--- START OF Data rows ---

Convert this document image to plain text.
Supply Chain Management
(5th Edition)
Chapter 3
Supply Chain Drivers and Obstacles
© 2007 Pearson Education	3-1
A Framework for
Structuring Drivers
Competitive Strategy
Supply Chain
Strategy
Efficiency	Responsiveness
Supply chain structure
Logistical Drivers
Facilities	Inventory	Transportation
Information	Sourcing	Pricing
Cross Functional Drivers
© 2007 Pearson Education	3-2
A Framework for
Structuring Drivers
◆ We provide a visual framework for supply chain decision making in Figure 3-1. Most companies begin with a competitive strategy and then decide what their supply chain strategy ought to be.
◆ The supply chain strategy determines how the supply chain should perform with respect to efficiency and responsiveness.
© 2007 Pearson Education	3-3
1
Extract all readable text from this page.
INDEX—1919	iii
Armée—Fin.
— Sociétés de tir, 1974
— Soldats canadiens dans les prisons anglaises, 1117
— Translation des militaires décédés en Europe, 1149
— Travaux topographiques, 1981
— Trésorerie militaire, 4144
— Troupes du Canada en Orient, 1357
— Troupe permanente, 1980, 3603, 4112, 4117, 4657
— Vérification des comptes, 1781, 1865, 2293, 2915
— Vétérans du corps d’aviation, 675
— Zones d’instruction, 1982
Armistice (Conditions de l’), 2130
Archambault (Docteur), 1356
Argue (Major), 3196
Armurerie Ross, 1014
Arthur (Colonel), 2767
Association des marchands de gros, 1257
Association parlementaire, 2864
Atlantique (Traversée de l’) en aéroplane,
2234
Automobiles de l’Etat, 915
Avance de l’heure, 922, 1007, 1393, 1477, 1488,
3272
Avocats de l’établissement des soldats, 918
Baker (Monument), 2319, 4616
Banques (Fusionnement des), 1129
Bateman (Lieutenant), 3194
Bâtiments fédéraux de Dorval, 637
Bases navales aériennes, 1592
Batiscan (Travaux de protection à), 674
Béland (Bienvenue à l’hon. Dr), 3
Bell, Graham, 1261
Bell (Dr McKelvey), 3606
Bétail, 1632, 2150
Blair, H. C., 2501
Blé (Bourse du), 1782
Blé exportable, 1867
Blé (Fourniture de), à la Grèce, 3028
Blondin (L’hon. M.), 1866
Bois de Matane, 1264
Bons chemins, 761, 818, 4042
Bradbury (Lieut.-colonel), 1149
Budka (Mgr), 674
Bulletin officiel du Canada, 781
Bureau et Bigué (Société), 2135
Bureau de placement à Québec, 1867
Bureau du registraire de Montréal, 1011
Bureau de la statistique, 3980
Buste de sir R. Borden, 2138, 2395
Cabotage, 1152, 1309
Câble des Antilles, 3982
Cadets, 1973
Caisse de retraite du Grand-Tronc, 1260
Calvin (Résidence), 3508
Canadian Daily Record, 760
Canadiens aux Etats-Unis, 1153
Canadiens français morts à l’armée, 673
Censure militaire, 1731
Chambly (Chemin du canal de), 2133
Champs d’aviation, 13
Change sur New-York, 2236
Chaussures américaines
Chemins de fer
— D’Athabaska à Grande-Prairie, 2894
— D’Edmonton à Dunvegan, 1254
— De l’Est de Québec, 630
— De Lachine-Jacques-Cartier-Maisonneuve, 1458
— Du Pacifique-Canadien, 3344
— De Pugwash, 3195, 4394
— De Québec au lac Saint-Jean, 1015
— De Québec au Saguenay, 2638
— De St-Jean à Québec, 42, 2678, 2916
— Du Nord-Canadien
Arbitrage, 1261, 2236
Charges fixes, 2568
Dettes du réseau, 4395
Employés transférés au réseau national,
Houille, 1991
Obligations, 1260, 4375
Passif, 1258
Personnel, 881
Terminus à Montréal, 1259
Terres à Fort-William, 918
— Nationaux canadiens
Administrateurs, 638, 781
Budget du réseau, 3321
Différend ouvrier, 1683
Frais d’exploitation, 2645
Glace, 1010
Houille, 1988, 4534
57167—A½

--- END OF Data rows ---

Written instruction
Search the data for "Education". Copy every line that has it.

Exercise output
© 2007 Pearson Education	3-1
© 2007 Pearson Education	3-2
© 2007 Pearson Education	3-3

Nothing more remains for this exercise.